Instruction: Copy every record word for word.

* * * * * * *

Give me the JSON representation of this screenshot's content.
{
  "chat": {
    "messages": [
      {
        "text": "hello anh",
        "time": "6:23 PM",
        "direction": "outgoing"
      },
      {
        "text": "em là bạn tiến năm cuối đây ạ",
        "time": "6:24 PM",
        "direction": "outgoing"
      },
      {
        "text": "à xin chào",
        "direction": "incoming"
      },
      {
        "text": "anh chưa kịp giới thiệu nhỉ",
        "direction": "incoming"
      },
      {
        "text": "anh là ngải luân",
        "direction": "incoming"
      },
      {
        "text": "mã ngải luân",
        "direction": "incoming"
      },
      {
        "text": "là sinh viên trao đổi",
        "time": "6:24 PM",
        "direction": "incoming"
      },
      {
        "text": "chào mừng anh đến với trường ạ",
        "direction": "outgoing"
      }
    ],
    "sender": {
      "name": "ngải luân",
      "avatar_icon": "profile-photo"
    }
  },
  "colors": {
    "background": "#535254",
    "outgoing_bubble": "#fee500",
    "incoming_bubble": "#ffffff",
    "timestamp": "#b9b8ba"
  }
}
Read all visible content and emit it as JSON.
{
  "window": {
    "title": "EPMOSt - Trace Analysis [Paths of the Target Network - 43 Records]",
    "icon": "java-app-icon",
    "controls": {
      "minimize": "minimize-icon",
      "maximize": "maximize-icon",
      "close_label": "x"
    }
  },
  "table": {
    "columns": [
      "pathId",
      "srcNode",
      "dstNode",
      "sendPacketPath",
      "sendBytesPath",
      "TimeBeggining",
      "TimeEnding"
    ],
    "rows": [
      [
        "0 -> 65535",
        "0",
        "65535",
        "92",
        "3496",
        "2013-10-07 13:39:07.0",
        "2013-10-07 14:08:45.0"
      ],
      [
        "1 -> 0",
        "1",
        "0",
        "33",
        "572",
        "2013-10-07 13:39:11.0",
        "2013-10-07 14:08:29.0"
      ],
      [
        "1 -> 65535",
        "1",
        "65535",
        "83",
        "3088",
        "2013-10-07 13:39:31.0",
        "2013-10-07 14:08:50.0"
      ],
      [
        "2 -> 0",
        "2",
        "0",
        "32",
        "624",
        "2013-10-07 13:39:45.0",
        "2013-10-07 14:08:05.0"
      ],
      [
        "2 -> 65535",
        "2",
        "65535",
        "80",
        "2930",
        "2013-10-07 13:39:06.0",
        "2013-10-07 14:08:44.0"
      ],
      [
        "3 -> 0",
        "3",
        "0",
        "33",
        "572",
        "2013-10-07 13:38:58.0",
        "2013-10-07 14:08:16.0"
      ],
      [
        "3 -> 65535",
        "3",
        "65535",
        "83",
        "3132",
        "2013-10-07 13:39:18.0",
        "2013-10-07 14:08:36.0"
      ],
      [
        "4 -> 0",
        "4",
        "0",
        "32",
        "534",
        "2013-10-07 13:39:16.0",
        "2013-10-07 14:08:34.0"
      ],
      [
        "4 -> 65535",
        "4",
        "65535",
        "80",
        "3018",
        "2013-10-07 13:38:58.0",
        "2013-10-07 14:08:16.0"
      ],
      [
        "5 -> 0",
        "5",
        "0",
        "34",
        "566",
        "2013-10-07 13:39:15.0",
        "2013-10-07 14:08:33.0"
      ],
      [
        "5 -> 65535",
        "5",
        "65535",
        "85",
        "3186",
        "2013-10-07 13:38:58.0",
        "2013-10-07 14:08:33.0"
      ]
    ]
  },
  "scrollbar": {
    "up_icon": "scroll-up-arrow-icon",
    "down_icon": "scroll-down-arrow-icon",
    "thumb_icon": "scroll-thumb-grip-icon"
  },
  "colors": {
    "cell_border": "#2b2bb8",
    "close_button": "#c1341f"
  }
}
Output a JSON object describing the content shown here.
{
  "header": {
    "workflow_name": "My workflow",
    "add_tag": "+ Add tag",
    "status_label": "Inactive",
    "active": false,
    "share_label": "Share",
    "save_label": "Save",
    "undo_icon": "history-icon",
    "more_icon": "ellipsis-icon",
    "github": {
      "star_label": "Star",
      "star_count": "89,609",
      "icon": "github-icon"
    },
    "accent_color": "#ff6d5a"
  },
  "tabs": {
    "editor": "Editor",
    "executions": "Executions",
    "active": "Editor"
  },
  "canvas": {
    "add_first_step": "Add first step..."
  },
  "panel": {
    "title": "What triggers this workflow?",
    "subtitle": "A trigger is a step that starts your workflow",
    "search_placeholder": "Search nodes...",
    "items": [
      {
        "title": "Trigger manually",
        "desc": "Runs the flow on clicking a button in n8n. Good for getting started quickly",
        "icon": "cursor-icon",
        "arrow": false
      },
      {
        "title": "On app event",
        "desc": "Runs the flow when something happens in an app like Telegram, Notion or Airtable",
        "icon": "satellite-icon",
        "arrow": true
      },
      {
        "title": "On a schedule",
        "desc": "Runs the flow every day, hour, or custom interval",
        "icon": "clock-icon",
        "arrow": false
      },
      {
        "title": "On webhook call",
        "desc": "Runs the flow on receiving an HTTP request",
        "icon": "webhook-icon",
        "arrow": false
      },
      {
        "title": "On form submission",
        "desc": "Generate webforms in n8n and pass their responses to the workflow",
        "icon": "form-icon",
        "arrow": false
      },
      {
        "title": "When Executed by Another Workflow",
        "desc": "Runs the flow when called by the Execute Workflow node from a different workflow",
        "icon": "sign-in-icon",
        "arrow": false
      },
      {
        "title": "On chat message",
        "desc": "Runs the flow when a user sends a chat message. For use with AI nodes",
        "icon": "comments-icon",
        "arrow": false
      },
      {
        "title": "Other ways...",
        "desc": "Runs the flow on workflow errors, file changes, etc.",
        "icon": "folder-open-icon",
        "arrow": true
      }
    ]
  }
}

* * * * * * *

Expected answer:
Give me the JSON representation of this screenshot's content.
{
  "chat": {
    "messages": [
      {
        "text": "hello anh",
        "time": "6:23 PM",
        "direction": "outgoing"
      },
      {
        "text": "em là bạn tiến năm cuối đây ạ",
        "time": "6:24 PM",
        "direction": "outgoing"
      },
      {
        "text": "à xin chào",
        "direction": "incoming"
      },
      {
        "text": "anh chưa kịp giới thiệu nhỉ",
        "direction": "incoming"
      },
      {
        "text": "anh là ngải luân",
        "direction": "incoming"
      },
      {
        "text": "mã ngải luân",
        "direction": "incoming"
      },
      {
        "text": "là sinh viên trao đổi",
        "time": "6:24 PM",
        "direction": "incoming"
      },
      {
        "text": "chào mừng anh đến với trường ạ",
        "direction": "outgoing"
      }
    ],
    "sender": {
      "name": "ngải luân",
      "avatar_icon": "profile-photo"
    }
  },
  "colors": {
    "background": "#535254",
    "outgoing_bubble": "#fee500",
    "incoming_bubble": "#ffffff",
    "timestamp": "#b9b8ba"
  }
}
Read all visible content and emit it as JSON.
{
  "window": {
    "title": "EPMOSt - Trace Analysis [Paths of the Target Network - 43 Records]",
    "icon": "java-app-icon",
    "controls": {
      "minimize": "minimize-icon",
      "maximize": "maximize-icon",
      "close_label": "x"
    }
  },
  "table": {
    "columns": [
      "pathId",
      "srcNode",
      "dstNode",
      "sendPacketPath",
      "sendBytesPath",
      "TimeBeggining",
      "TimeEnding"
    ],
    "rows": [
      [
        "0 -> 65535",
        "0",
        "65535",
        "92",
        "3496",
        "2013-10-07 13:39:07.0",
        "2013-10-07 14:08:45.0"
      ],
      [
        "1 -> 0",
        "1",
        "0",
        "33",
        "572",
        "2013-10-07 13:39:11.0",
        "2013-10-07 14:08:29.0"
      ],
      [
        "1 -> 65535",
        "1",
        "65535",
        "83",
        "3088",
        "2013-10-07 13:39:31.0",
        "2013-10-07 14:08:50.0"
      ],
      [
        "2 -> 0",
        "2",
        "0",
        "32",
        "624",
        "2013-10-07 13:39:45.0",
        "2013-10-07 14:08:05.0"
      ],
      [
        "2 -> 65535",
        "2",
        "65535",
        "80",
        "2930",
        "2013-10-07 13:39:06.0",
        "2013-10-07 14:08:44.0"
      ],
      [
        "3 -> 0",
        "3",
        "0",
        "33",
        "572",
        "2013-10-07 13:38:58.0",
        "2013-10-07 14:08:16.0"
      ],
      [
        "3 -> 65535",
        "3",
        "65535",
        "83",
        "3132",
        "2013-10-07 13:39:18.0",
        "2013-10-07 14:08:36.0"
      ],
      [
        "4 -> 0",
        "4",
        "0",
        "32",
        "534",
        "2013-10-07 13:39:16.0",
        "2013-10-07 14:08:34.0"
      ],
      [
        "4 -> 65535",
        "4",
        "65535",
        "80",
        "3018",
        "2013-10-07 13:38:58.0",
        "2013-10-07 14:08:16.0"
      ],
      [
        "5 -> 0",
        "5",
        "0",
        "34",
        "566",
        "2013-10-07 13:39:15.0",
        "2013-10-07 14:08:33.0"
      ],
      [
        "5 -> 65535",
        "5",
        "65535",
        "85",
        "3186",
        "2013-10-07 13:38:58.0",
        "2013-10-07 14:08:33.0"
      ]
    ]
  },
  "scrollbar": {
    "up_icon": "scroll-up-arrow-icon",
    "down_icon": "scroll-down-arrow-icon",
    "thumb_icon": "scroll-thumb-grip-icon"
  },
  "colors": {
    "cell_border": "#2b2bb8",
    "close_button": "#c1341f"
  }
}
Output a JSON object describing the content shown here.
{
  "header": {
    "workflow_name": "My workflow",
    "add_tag": "+ Add tag",
    "status_label": "Inactive",
    "active": false,
    "share_label": "Share",
    "save_label": "Save",
    "undo_icon": "history-icon",
    "more_icon": "ellipsis-icon",
    "github": {
      "star_label": "Star",
      "star_count": "89,609",
      "icon": "github-icon"
    },
    "accent_color": "#ff6d5a"
  },
  "tabs": {
    "editor": "Editor",
    "executions": "Executions",
    "active": "Editor"
  },
  "canvas": {
    "add_first_step": "Add first step..."
  },
  "panel": {
    "title": "What triggers this workflow?",
    "subtitle": "A trigger is a step that starts your workflow",
    "search_placeholder": "Search nodes...",
    "items": [
      {
        "title": "Trigger manually",
        "desc": "Runs the flow on clicking a button in n8n. Good for getting started quickly",
        "icon": "cursor-icon",
        "arrow": false
      },
      {
        "title": "On app event",
        "desc": "Runs the flow when something happens in an app like Telegram, Notion or Airtable",
        "icon": "satellite-icon",
        "arrow": true
      },
      {
        "title": "On a schedule",
        "desc": "Runs the flow every day, hour, or custom interval",
        "icon": "clock-icon",
        "arrow": false
      },
      {
        "title": "On webhook call",
        "desc": "Runs the flow on receiving an HTTP request",
        "icon": "webhook-icon",
        "arrow": false
      },
      {
        "title": "On form submission",
        "desc": "Generate webforms in n8n and pass their responses to the workflow",
        "icon": "form-icon",
        "arrow": false
      },
      {
        "title": "When Executed by Another Workflow",
        "desc": "Runs the flow when called by the Execute Workflow node from a different workflow",
        "icon": "sign-in-icon",
        "arrow": false
      },
      {
        "title": "On chat message",
        "desc": "Runs the flow when a user sends a chat message. For use with AI nodes",
        "icon": "comments-icon",
        "arrow": false
      },
      {
        "title": "Other ways...",
        "desc": "Runs the flow on workflow errors, file changes, etc.",
        "icon": "folder-open-icon",
        "arrow": true
      }
    ]
  }
}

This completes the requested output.